▶ [SHORT EXERCISE]: Gather all lines from the material that contain the word "chuyện".

[Dataset items]
— BEGIN —
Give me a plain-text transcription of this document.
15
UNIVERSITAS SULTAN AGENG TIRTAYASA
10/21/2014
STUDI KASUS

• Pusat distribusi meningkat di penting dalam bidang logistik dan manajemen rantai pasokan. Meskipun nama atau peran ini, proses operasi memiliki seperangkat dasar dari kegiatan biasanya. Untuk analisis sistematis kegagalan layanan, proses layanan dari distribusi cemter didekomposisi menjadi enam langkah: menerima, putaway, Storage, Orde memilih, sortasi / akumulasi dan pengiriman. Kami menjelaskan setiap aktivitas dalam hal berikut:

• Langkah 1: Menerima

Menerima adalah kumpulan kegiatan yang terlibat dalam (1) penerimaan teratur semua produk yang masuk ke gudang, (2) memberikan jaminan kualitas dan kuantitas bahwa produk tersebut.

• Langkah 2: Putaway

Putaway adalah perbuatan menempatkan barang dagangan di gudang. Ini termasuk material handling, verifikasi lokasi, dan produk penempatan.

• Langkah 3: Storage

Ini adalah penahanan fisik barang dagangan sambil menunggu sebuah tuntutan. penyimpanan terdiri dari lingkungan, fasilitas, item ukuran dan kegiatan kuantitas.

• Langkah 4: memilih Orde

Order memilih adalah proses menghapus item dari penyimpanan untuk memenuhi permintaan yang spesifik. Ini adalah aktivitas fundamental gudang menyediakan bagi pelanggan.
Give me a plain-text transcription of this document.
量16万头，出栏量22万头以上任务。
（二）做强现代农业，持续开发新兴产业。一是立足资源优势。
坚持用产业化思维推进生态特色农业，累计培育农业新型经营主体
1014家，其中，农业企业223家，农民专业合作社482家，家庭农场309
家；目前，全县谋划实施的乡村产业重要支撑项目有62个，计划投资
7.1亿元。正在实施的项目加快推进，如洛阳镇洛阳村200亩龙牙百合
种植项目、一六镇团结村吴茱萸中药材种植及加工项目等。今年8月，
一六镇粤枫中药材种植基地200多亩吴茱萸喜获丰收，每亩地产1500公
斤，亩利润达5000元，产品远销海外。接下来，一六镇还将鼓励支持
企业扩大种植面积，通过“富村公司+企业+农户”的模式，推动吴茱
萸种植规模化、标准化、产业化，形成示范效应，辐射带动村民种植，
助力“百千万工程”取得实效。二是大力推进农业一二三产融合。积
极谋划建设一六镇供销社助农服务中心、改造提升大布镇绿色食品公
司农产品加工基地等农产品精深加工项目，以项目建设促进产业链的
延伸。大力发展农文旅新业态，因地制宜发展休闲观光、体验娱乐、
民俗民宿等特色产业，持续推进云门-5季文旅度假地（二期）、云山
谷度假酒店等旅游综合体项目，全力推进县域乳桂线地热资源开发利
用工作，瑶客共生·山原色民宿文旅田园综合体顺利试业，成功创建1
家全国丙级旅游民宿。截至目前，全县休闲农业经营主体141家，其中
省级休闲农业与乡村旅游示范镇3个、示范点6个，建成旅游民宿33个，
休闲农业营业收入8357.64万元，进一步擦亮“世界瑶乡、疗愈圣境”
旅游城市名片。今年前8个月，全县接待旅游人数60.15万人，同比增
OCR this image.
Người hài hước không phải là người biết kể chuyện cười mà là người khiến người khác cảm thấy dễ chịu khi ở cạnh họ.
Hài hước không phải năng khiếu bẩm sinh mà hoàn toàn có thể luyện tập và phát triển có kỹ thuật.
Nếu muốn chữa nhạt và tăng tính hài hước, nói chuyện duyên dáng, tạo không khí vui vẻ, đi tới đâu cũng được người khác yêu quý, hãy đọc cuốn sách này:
— END —
▶ [SOLUTION FOR THIS TASK]:
Người hài hước không phải là người biết kể chuyện cười mà là người khiến người khác cảm thấy dễ chịu khi ở cạnh họ.
Nếu muốn chữa nhạt và tăng tính hài hước, nói chuyện duyên dáng, tạo không khí vui vẻ, đi tới đâu cũng được người khác yêu quý, hãy đọc cuốn sách này:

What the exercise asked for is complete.